> [REQUIRED TASK]
Return all the entries exactly, keeping pictures out.

++++++++++++++++++++

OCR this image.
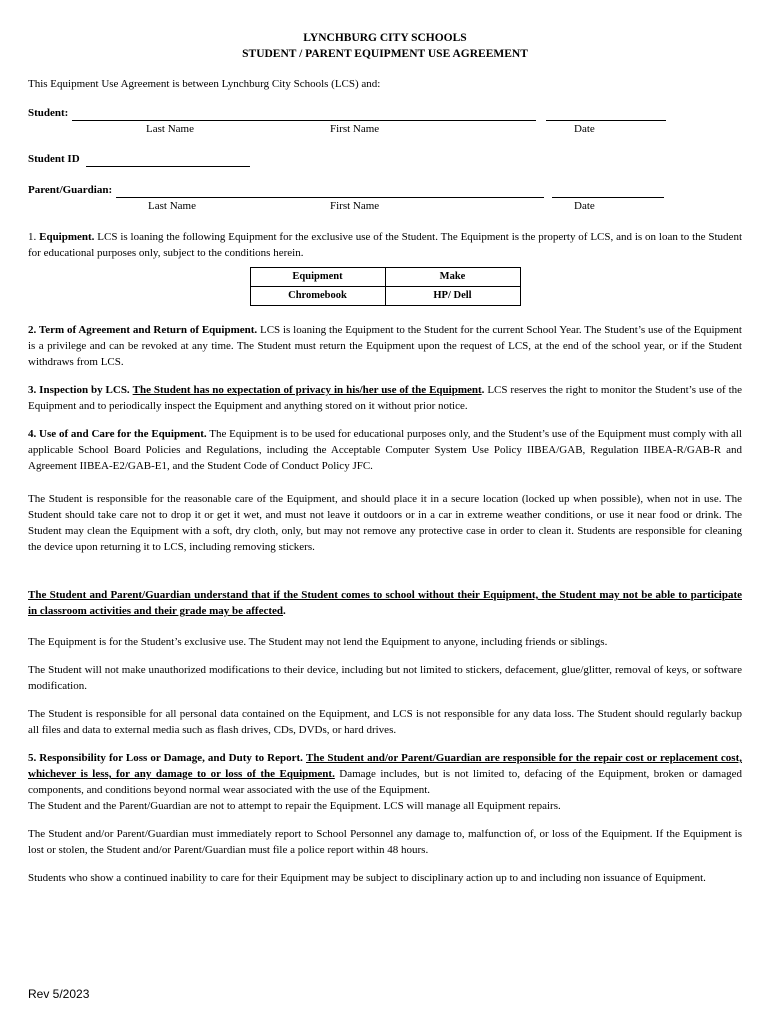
LYNCHBURG CITY SCHOOLS
STUDENT / PARENT EQUIPMENT USE AGREEMENT
This Equipment Use Agreement is between Lynchburg City Schools (LCS) and:
Student:
Last Name	First Name	Date
Student ID
Parent/Guardian:
Last Name	First Name	Date
1. Equipment. LCS is loaning the following Equipment for the exclusive use of the Student. The Equipment is the property of LCS, and is on loan to the Student for educational purposes only, subject to the conditions herein.
Equipment	Make
Chromebook	HP/ Dell
2. Term of Agreement and Return of Equipment. LCS is loaning the Equipment to the Student for the current School Year. The Student’s use of the Equipment is a privilege and can be revoked at any time. The Student must return the Equipment upon the request of LCS, at the end of the school year, or if the Student withdraws from LCS.
3. Inspection by LCS. The Student has no expectation of privacy in his/her use of the Equipment. LCS reserves the right to monitor the Student’s use of the Equipment and to periodically inspect the Equipment and anything stored on it without prior notice.
4. Use of and Care for the Equipment. The Equipment is to be used for educational purposes only, and the Student’s use of the Equipment must comply with all applicable School Board Policies and Regulations, including the Acceptable Computer System Use Policy IIBEA/GAB, Regulation IIBEA-R/GAB-R and Agreement IIBEA-E2/GAB-E1, and the Student Code of Conduct Policy JFC.
The Student is responsible for the reasonable care of the Equipment, and should place it in a secure location (locked up when possible), when not in use. The Student should take care not to drop it or get it wet, and must not leave it outdoors or in a car in extreme weather conditions, or use it near food or drink. The Student may clean the Equipment with a soft, dry cloth, only, but may not remove any protective case in order to clean it. Students are responsible for cleaning the device upon returning it to LCS, including removing stickers.
The Student and Parent/Guardian understand that if the Student comes to school without their Equipment, the Student may not be able to participate in classroom activities and their grade may be affected.
The Equipment is for the Student’s exclusive use. The Student may not lend the Equipment to anyone, including friends or siblings.
The Student will not make unauthorized modifications to their device, including but not limited to stickers, defacement, glue/glitter, removal of keys, or software modification.
The Student is responsible for all personal data contained on the Equipment, and LCS is not responsible for any data loss. The Student should regularly backup all files and data to external media such as flash drives, CDs, DVDs, or hard drives.
5. Responsibility for Loss or Damage, and Duty to Report. The Student and/or Parent/Guardian are responsible for the repair cost or replacement cost, whichever is less, for any damage to or loss of the Equipment. Damage includes, but is not limited to, defacing of the Equipment, broken or damaged components, and conditions beyond normal wear associated with the use of the Equipment.
The Student and the Parent/Guardian are not to attempt to repair the Equipment. LCS will manage all Equipment repairs.
The Student and/or Parent/Guardian must immediately report to School Personnel any damage to, malfunction of, or loss of the Equipment. If the Equipment is lost or stolen, the Student and/or Parent/Guardian must file a police report within 48 hours.
Students who show a continued inability to care for their Equipment may be subject to disciplinary action up to and including non issuance of Equipment.
Rev 5/2023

++++++++++++++++++++

> [OUTPUT FOR THIS EXERCISE]
OCR this image.
LYNCHBURG CITY SCHOOLS
STUDENT / PARENT EQUIPMENT USE AGREEMENT
This Equipment Use Agreement is between Lynchburg City Schools (LCS) and:
Student:
Last Name	First Name	Date
Student ID
Parent/Guardian:
Last Name	First Name	Date
1. Equipment. LCS is loaning the following Equipment for the exclusive use of the Student. The Equipment is the property of LCS, and is on loan to the Student for educational purposes only, subject to the conditions herein.
Equipment	Make
Chromebook	HP/ Dell
2. Term of Agreement and Return of Equipment. LCS is loaning the Equipment to the Student for the current School Year. The Student’s use of the Equipment is a privilege and can be revoked at any time. The Student must return the Equipment upon the request of LCS, at the end of the school year, or if the Student withdraws from LCS.
3. Inspection by LCS. The Student has no expectation of privacy in his/her use of the Equipment. LCS reserves the right to monitor the Student’s use of the Equipment and to periodically inspect the Equipment and anything stored on it without prior notice.
4. Use of and Care for the Equipment. The Equipment is to be used for educational purposes only, and the Student’s use of the Equipment must comply with all applicable School Board Policies and Regulations, including the Acceptable Computer System Use Policy IIBEA/GAB, Regulation IIBEA-R/GAB-R and Agreement IIBEA-E2/GAB-E1, and the Student Code of Conduct Policy JFC.
The Student is responsible for the reasonable care of the Equipment, and should place it in a secure location (locked up when possible), when not in use. The Student should take care not to drop it or get it wet, and must not leave it outdoors or in a car in extreme weather conditions, or use it near food or drink. The Student may clean the Equipment with a soft, dry cloth, only, but may not remove any protective case in order to clean it. Students are responsible for cleaning the device upon returning it to LCS, including removing stickers.
The Student and Parent/Guardian understand that if the Student comes to school without their Equipment, the Student may not be able to participate in classroom activities and their grade may be affected.
The Equipment is for the Student’s exclusive use. The Student may not lend the Equipment to anyone, including friends or siblings.
The Student will not make unauthorized modifications to their device, including but not limited to stickers, defacement, glue/glitter, removal of keys, or software modification.
The Student is responsible for all personal data contained on the Equipment, and LCS is not responsible for any data loss. The Student should regularly backup all files and data to external media such as flash drives, CDs, DVDs, or hard drives.
5. Responsibility for Loss or Damage, and Duty to Report. The Student and/or Parent/Guardian are responsible for the repair cost or replacement cost, whichever is less, for any damage to or loss of the Equipment. Damage includes, but is not limited to, defacing of the Equipment, broken or damaged components, and conditions beyond normal wear associated with the use of the Equipment.
The Student and the Parent/Guardian are not to attempt to repair the Equipment. LCS will manage all Equipment repairs.
The Student and/or Parent/Guardian must immediately report to School Personnel any damage to, malfunction of, or loss of the Equipment. If the Equipment is lost or stolen, the Student and/or Parent/Guardian must file a police report within 48 hours.
Students who show a continued inability to care for their Equipment may be subject to disciplinary action up to and including non issuance of Equipment.
Rev 5/2023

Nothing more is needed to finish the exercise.